*** Block opens ***

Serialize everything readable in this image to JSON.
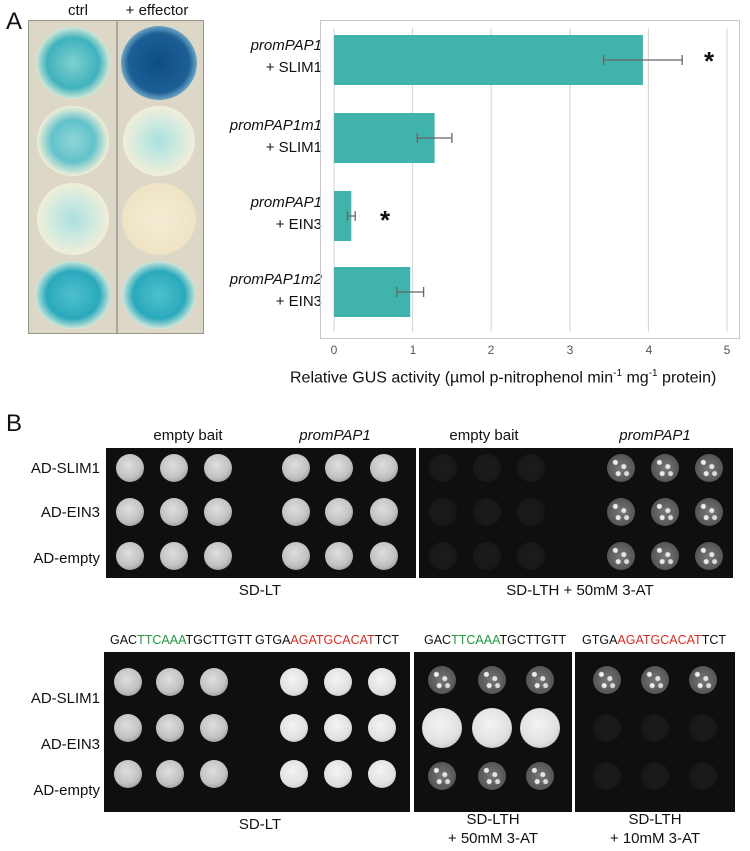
{
  "panel_a": {
    "letter": "A",
    "photo_labels": {
      "ctrl": "ctrl",
      "effector": "+ effector"
    },
    "bars": [
      {
        "line1": "promPAP1",
        "line2": "+ SLIM1"
      },
      {
        "line1": "promPAP1m1",
        "line2": "+ SLIM1"
      },
      {
        "line1": "promPAP1",
        "line2": "+ EIN3"
      },
      {
        "line1": "promPAP1m2",
        "line2": "+ EIN3"
      }
    ],
    "significance_marks": [
      "*",
      "*"
    ],
    "x_ticks": [
      "0",
      "1",
      "2",
      "3",
      "4",
      "5"
    ],
    "xlabel_main": "Relative GUS activity (µmol p-nitrophenol min",
    "xlabel_sup1": "-1",
    "xlabel_mid": " mg",
    "xlabel_sup2": "-1",
    "xlabel_end": " protein)"
  },
  "chart_data": {
    "type": "bar",
    "orientation": "horizontal",
    "categories": [
      "promPAP1 + SLIM1",
      "promPAP1m1 + SLIM1",
      "promPAP1 + EIN3",
      "promPAP1m2 + EIN3"
    ],
    "values": [
      3.93,
      1.28,
      0.22,
      0.97
    ],
    "errors": [
      0.5,
      0.22,
      0.05,
      0.17
    ],
    "xlabel": "Relative GUS activity (µmol p-nitrophenol min-1 mg-1 protein)",
    "xlim": [
      0,
      5
    ],
    "grid": true,
    "bar_color": "#3fb3ac"
  },
  "panel_b": {
    "letter": "B",
    "top": {
      "headers": [
        "empty bait",
        "promPAP1",
        "empty bait",
        "promPAP1"
      ],
      "rows": [
        "AD-SLIM1",
        "AD-EIN3",
        "AD-empty"
      ],
      "media": [
        "SD-LT",
        "SD-LTH + 50mM 3-AT"
      ]
    },
    "bottom": {
      "seq1": {
        "pre": "GAC",
        "mid": "TTCAAA",
        "post": "TGCTTGTT"
      },
      "seq2": {
        "pre": "GTGA",
        "mid": "AGATGCACAT",
        "post": "TCT"
      },
      "seq3": {
        "pre": "GAC",
        "mid": "TTCAAA",
        "post": "TGCTTGTT"
      },
      "seq4": {
        "pre": "GTGA",
        "mid": "AGATGCACAT",
        "post": "TCT"
      },
      "rows": [
        "AD-SLIM1",
        "AD-EIN3",
        "AD-empty"
      ],
      "media": [
        {
          "l1": "SD-LT",
          "l2": ""
        },
        {
          "l1": "SD-LTH",
          "l2": "+ 50mM 3-AT"
        },
        {
          "l1": "SD-LTH",
          "l2": "+ 10mM 3-AT"
        }
      ]
    }
  }
}
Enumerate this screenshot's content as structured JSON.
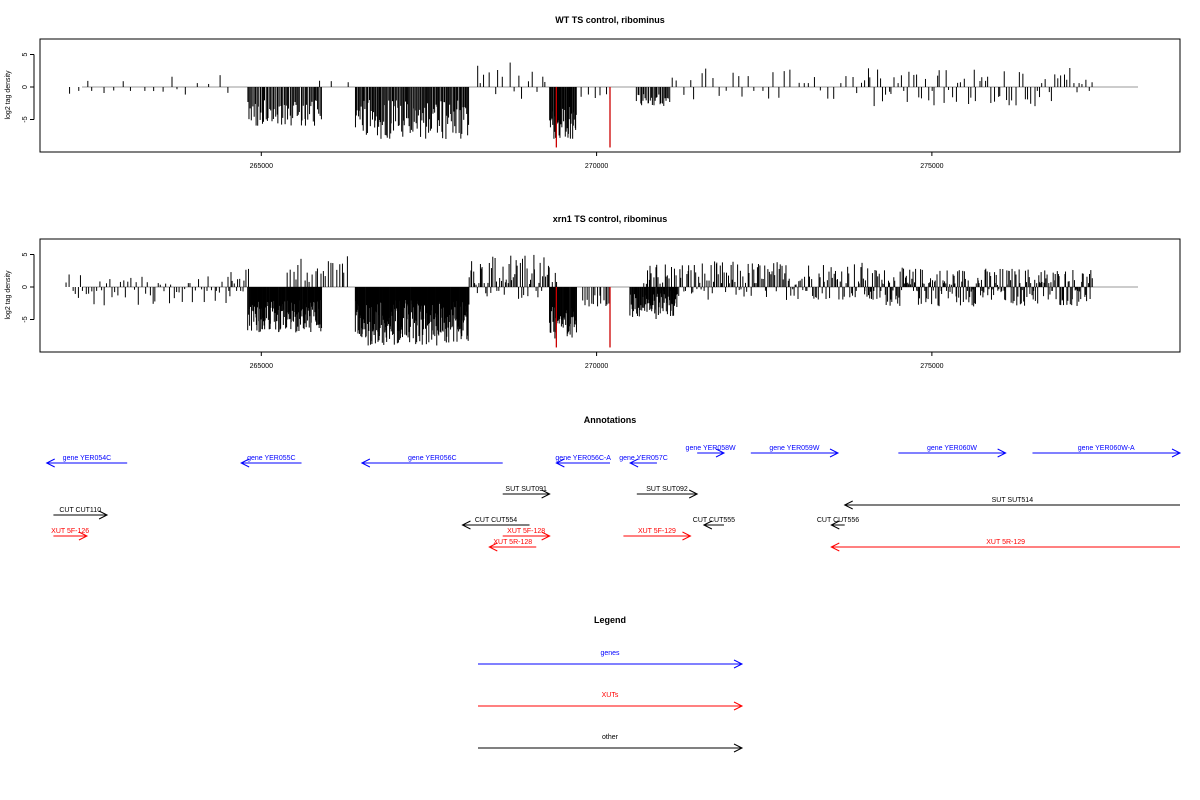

*** Block closes ***

Every line above that holds the word "this" should be copied out.

Serialize everything readable in this image to JSON.
Enumerate this screenshot's content as structured JSON.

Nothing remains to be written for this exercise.